Data records
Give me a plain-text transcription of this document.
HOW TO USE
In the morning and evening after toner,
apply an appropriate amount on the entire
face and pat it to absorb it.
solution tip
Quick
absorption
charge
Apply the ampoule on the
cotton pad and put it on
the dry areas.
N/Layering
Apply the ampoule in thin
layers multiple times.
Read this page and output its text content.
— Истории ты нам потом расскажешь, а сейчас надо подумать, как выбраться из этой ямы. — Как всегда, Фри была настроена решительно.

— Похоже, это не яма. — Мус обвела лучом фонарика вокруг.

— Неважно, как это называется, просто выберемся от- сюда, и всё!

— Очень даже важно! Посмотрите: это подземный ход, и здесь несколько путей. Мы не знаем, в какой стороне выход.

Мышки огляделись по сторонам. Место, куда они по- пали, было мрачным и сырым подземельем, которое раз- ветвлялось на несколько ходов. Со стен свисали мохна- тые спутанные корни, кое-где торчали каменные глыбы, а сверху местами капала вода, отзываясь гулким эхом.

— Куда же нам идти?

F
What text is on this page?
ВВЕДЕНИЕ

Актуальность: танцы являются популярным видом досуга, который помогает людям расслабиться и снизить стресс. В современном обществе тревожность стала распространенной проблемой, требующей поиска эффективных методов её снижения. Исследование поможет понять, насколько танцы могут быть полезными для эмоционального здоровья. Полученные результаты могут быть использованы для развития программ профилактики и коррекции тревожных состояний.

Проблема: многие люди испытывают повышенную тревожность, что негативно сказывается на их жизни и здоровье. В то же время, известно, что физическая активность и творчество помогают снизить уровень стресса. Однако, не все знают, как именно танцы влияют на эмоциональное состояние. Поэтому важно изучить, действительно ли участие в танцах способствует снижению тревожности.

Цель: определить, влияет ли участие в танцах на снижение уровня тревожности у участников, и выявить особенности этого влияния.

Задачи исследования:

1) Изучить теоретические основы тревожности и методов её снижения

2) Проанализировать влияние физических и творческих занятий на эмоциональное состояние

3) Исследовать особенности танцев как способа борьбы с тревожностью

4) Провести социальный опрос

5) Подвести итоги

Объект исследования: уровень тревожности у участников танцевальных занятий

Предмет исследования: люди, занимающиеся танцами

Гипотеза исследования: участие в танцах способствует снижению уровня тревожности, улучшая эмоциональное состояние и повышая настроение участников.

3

## Exercise:
Using the records above, say how many lines include the string "особенности". Only the number is wanted.

## Correct answer:
2